╔══
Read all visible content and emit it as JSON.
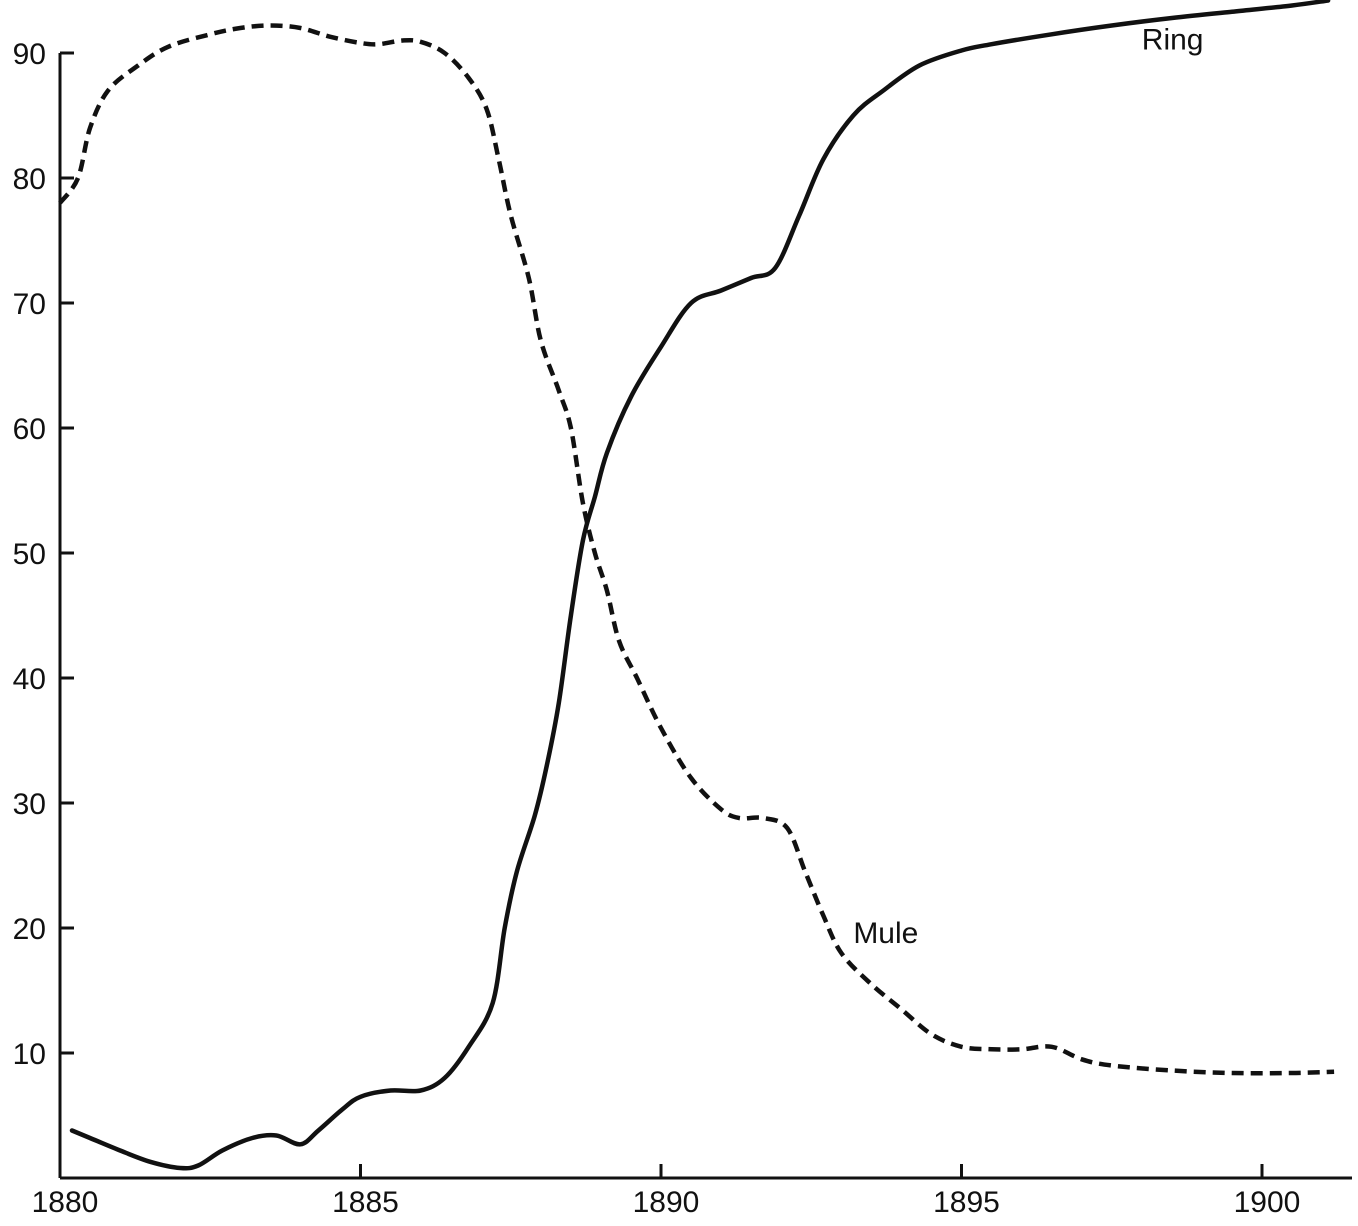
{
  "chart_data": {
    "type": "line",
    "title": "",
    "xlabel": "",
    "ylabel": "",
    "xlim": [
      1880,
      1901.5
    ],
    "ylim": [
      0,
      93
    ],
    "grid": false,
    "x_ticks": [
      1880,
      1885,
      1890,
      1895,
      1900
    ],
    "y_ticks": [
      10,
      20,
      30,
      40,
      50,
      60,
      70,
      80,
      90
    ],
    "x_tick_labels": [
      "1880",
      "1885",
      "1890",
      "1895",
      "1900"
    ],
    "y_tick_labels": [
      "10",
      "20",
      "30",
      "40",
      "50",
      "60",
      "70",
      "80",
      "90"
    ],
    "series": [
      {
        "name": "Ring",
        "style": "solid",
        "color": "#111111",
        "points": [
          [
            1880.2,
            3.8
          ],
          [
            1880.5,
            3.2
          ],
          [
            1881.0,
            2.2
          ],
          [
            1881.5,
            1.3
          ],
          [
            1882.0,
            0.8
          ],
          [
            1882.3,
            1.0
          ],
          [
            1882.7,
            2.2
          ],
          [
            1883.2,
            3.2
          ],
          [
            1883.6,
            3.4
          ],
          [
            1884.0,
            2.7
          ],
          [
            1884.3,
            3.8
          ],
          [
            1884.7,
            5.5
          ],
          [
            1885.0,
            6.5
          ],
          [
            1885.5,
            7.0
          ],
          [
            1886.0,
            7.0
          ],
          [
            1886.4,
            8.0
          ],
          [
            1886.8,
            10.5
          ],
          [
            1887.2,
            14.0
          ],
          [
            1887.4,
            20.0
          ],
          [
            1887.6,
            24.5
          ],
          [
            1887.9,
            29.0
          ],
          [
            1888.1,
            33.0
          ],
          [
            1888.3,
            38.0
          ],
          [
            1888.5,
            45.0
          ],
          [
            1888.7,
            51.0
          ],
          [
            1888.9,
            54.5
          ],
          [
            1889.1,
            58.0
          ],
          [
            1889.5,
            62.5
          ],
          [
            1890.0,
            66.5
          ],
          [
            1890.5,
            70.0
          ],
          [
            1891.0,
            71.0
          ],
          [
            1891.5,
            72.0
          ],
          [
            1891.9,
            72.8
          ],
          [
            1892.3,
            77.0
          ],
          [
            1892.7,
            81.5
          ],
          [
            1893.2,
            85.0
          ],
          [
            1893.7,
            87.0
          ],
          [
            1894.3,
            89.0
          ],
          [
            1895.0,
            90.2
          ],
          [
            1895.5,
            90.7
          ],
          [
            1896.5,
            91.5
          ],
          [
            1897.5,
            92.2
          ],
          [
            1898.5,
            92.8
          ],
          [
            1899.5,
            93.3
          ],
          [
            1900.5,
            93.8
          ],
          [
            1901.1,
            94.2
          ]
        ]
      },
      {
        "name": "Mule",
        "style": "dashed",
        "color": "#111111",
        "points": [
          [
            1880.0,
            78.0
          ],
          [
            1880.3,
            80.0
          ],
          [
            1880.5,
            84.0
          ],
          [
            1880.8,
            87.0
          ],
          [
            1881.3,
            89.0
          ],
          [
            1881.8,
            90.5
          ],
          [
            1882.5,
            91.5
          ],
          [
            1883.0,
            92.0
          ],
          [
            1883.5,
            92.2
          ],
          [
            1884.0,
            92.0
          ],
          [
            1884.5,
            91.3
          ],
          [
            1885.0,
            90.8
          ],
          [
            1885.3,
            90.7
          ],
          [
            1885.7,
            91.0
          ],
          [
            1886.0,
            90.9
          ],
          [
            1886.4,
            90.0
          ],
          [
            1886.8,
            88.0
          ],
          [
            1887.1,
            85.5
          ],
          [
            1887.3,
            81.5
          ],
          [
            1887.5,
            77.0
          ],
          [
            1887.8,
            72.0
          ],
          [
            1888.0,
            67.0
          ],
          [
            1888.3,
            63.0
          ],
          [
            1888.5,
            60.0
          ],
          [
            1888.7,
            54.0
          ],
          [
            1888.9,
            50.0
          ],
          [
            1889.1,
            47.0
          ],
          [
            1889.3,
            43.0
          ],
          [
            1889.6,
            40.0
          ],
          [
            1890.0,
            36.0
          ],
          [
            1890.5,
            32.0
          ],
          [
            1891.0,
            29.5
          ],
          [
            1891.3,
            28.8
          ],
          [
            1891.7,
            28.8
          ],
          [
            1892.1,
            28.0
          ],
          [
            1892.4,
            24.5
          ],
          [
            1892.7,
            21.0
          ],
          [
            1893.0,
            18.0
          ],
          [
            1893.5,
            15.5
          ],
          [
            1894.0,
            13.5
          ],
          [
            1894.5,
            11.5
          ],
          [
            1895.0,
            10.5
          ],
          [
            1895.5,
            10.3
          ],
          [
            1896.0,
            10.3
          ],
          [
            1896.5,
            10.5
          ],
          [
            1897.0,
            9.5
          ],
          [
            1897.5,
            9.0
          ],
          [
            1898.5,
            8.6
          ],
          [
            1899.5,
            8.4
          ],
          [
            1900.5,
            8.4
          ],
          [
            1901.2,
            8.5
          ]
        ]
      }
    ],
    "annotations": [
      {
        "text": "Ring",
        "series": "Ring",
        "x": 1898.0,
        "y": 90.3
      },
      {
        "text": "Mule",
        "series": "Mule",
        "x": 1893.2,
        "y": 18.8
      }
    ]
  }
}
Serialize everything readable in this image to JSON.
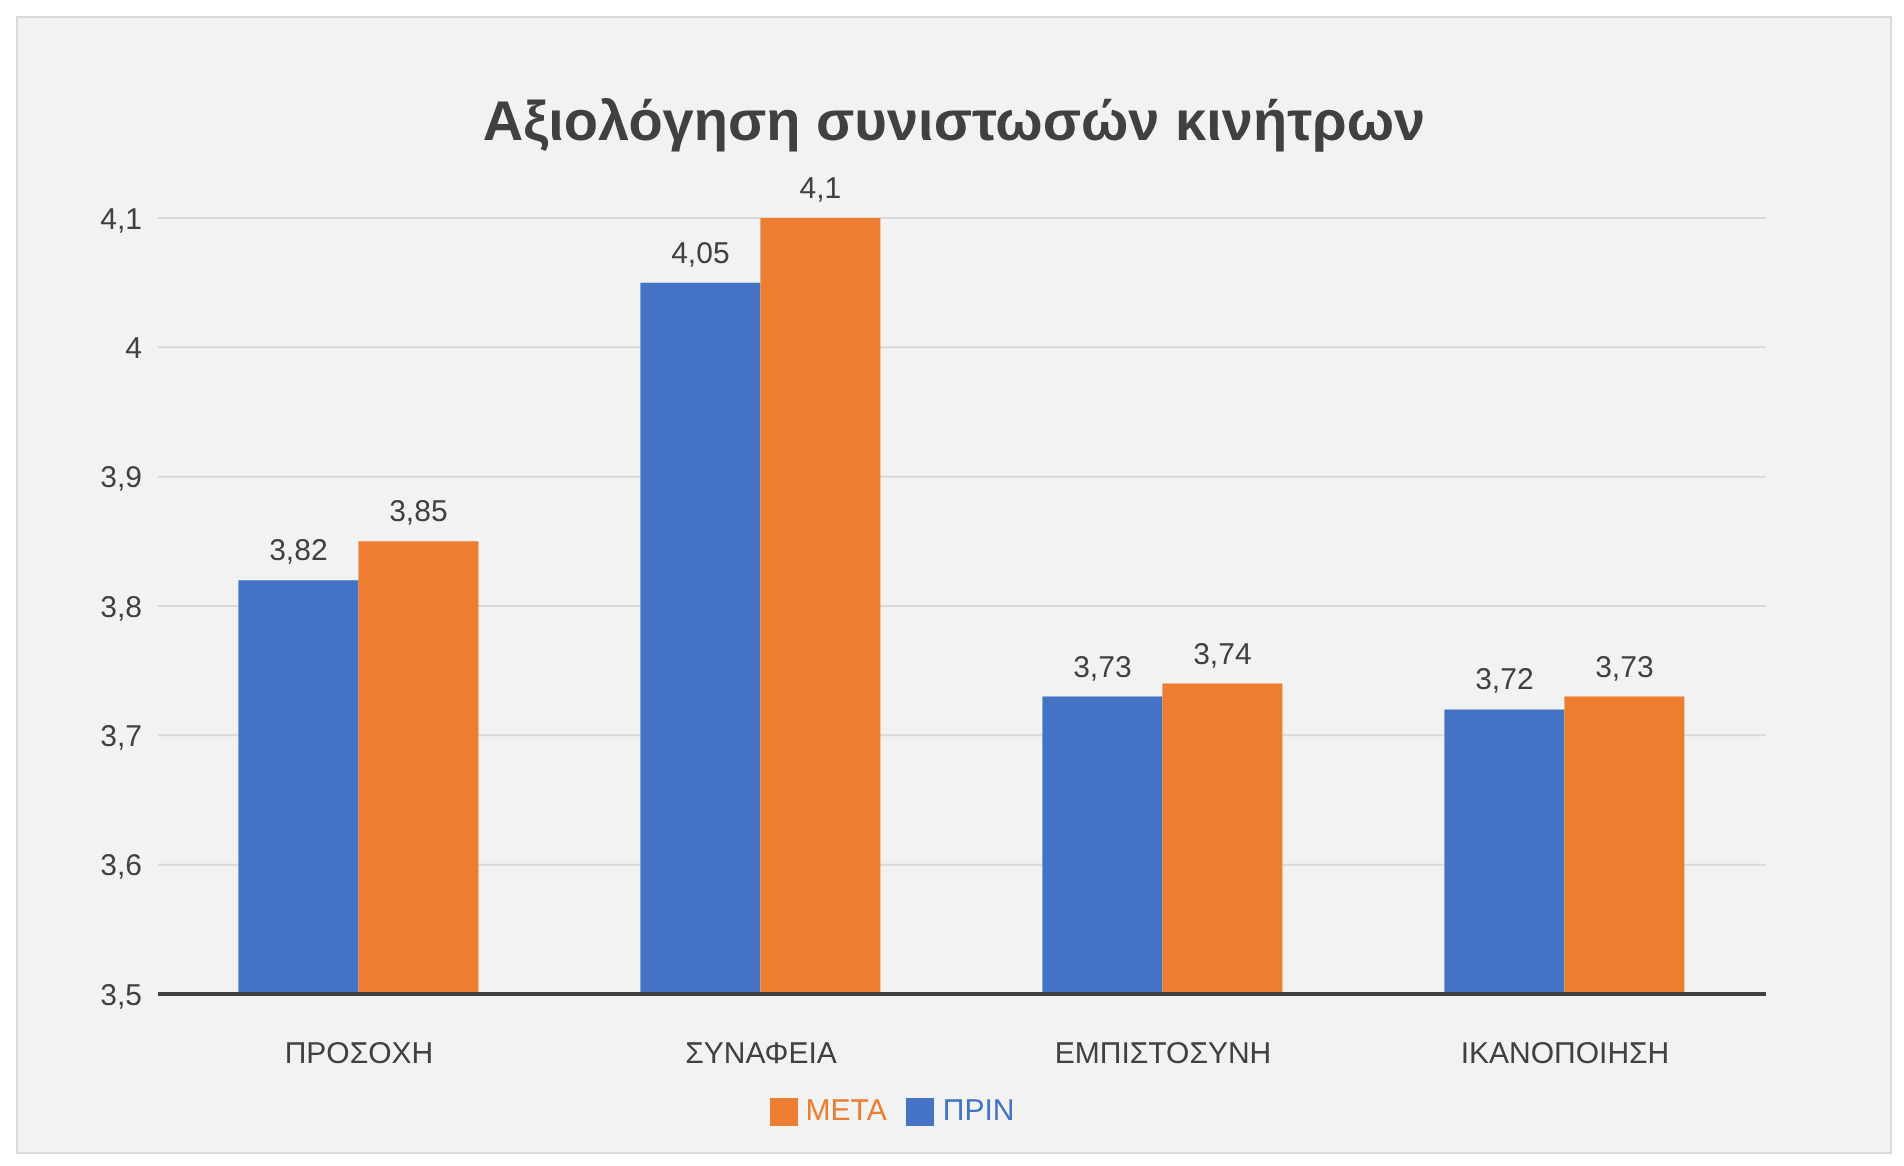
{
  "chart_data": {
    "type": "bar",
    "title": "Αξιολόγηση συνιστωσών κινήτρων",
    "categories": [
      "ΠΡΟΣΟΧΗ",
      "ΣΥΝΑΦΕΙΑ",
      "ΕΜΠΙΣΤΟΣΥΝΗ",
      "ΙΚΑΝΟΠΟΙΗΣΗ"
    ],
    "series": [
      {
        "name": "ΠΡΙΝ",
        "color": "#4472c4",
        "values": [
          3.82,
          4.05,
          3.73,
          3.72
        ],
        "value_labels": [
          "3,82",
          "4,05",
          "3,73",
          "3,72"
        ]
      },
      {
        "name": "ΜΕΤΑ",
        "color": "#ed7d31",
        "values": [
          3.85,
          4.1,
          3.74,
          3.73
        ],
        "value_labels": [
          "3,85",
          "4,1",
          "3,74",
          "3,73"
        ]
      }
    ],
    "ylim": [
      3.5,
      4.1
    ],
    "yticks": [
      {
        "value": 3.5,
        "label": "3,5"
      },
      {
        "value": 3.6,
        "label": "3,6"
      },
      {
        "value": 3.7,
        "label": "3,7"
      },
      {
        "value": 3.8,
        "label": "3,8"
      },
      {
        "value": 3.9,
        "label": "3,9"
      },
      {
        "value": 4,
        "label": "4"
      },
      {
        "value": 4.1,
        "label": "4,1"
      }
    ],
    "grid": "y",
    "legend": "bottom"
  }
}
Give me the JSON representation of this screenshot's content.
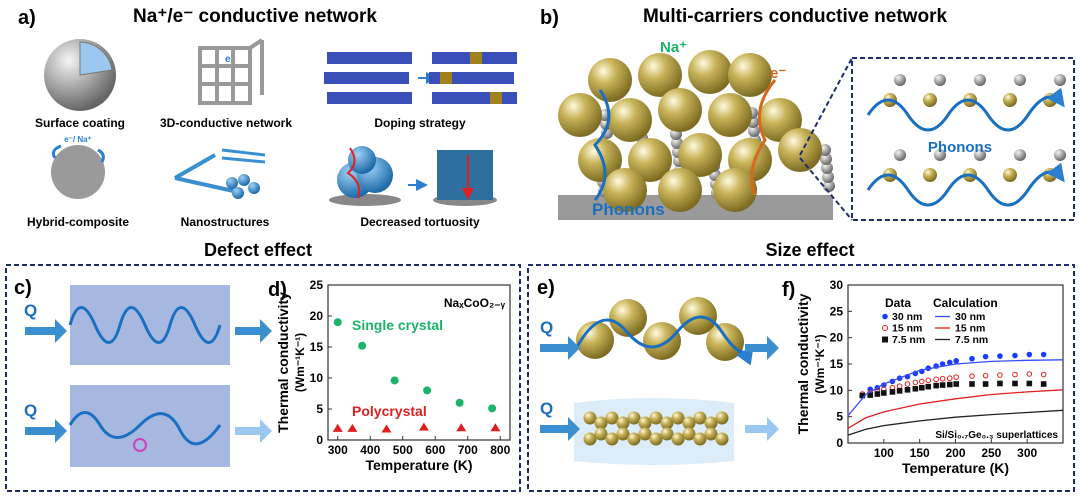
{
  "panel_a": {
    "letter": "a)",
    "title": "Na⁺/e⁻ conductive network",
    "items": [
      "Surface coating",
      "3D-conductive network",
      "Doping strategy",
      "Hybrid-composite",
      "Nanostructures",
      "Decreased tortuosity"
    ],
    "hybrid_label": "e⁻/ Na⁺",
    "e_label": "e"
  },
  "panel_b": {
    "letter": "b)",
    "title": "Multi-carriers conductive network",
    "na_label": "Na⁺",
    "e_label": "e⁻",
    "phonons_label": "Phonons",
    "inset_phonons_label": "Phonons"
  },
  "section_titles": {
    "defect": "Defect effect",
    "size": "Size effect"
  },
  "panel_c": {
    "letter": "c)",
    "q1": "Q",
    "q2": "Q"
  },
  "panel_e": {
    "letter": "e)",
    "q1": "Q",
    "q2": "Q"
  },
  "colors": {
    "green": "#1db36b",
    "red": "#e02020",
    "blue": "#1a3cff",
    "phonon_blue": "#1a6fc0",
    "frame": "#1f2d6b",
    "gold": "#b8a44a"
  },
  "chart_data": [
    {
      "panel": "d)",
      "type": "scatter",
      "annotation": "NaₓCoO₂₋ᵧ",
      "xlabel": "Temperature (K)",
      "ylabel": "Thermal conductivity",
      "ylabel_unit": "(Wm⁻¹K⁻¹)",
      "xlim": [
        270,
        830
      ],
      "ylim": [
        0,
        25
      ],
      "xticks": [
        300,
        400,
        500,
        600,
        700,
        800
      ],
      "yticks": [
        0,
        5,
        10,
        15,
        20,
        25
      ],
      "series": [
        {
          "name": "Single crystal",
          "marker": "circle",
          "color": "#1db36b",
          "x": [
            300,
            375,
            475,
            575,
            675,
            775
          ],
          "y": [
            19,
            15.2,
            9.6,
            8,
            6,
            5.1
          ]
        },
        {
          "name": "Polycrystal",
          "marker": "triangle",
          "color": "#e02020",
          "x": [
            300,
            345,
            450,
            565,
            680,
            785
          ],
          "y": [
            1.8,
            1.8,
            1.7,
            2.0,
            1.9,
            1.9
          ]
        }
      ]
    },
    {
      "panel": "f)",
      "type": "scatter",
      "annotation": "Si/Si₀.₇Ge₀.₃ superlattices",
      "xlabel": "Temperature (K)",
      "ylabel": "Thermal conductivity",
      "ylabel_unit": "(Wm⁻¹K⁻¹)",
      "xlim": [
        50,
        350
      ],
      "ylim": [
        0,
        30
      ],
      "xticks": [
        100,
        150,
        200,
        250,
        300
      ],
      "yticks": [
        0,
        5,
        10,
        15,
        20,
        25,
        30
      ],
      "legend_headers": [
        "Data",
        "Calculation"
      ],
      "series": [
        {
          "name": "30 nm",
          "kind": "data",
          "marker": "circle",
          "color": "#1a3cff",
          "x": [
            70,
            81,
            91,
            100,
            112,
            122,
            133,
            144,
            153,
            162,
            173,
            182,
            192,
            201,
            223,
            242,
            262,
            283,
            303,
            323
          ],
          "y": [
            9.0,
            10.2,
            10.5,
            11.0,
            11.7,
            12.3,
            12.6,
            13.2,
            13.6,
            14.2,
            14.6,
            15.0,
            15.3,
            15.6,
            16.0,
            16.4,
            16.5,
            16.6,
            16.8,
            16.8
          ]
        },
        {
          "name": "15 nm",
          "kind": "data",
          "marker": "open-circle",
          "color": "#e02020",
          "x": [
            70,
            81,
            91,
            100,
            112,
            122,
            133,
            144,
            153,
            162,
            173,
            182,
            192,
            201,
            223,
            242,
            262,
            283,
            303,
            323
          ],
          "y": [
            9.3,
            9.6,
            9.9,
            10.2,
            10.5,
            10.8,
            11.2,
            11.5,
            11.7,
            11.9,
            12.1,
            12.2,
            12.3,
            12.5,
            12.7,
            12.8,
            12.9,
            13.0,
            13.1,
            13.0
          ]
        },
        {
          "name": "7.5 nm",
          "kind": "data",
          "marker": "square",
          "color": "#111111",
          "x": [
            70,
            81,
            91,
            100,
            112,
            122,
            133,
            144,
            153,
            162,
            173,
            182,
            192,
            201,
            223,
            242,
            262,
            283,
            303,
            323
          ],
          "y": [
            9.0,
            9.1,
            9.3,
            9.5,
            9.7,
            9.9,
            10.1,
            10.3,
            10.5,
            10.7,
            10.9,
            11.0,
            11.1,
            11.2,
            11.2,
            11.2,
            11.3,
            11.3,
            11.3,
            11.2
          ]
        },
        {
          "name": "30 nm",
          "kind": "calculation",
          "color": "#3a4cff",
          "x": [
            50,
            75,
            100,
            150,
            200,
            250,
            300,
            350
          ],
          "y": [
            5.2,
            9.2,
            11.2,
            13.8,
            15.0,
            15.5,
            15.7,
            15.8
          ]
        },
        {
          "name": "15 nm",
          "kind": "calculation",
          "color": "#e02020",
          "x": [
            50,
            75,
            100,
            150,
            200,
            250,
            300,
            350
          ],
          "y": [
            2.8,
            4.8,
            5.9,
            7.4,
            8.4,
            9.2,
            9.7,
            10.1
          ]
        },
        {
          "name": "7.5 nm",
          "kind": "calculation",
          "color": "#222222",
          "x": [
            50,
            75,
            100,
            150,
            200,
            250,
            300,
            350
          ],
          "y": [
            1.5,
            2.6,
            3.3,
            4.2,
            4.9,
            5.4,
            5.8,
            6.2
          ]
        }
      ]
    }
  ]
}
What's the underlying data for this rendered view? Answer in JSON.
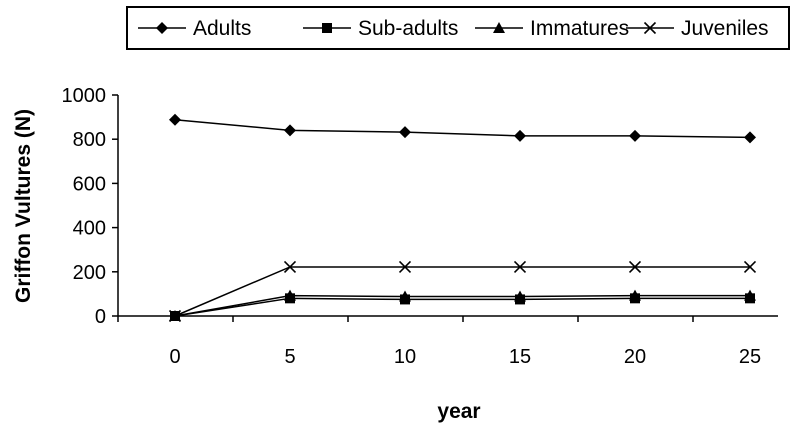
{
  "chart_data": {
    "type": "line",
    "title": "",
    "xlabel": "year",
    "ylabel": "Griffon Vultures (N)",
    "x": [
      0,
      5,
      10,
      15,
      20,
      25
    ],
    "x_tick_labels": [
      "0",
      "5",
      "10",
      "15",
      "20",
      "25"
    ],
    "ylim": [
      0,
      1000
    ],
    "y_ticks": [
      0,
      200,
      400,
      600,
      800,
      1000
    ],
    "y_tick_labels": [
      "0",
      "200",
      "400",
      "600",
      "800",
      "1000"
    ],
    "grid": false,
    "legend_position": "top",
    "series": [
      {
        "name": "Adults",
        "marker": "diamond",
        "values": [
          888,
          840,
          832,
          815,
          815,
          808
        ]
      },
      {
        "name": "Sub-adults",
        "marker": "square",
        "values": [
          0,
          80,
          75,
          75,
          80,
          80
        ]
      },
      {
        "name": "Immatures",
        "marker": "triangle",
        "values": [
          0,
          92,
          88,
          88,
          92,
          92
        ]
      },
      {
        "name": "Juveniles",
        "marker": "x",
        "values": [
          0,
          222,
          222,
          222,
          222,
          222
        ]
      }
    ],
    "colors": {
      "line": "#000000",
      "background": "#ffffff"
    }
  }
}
╚══
PROBLEM STATEMENT ▸ Only the lines from the one containing "What's the underlying" through the last line of the data belong in the copy, both included and reproduced exactly. Pictures do not.

COMPLETE OUTPUT ▸
What's the underlying data for this rendered view? Answer in JSON.
{
  "chart_data": {
    "type": "line",
    "title": "",
    "xlabel": "year",
    "ylabel": "Griffon Vultures (N)",
    "x": [
      0,
      5,
      10,
      15,
      20,
      25
    ],
    "x_tick_labels": [
      "0",
      "5",
      "10",
      "15",
      "20",
      "25"
    ],
    "ylim": [
      0,
      1000
    ],
    "y_ticks": [
      0,
      200,
      400,
      600,
      800,
      1000
    ],
    "y_tick_labels": [
      "0",
      "200",
      "400",
      "600",
      "800",
      "1000"
    ],
    "grid": false,
    "legend_position": "top",
    "series": [
      {
        "name": "Adults",
        "marker": "diamond",
        "values": [
          888,
          840,
          832,
          815,
          815,
          808
        ]
      },
      {
        "name": "Sub-adults",
        "marker": "square",
        "values": [
          0,
          80,
          75,
          75,
          80,
          80
        ]
      },
      {
        "name": "Immatures",
        "marker": "triangle",
        "values": [
          0,
          92,
          88,
          88,
          92,
          92
        ]
      },
      {
        "name": "Juveniles",
        "marker": "x",
        "values": [
          0,
          222,
          222,
          222,
          222,
          222
        ]
      }
    ],
    "colors": {
      "line": "#000000",
      "background": "#ffffff"
    }
  }
}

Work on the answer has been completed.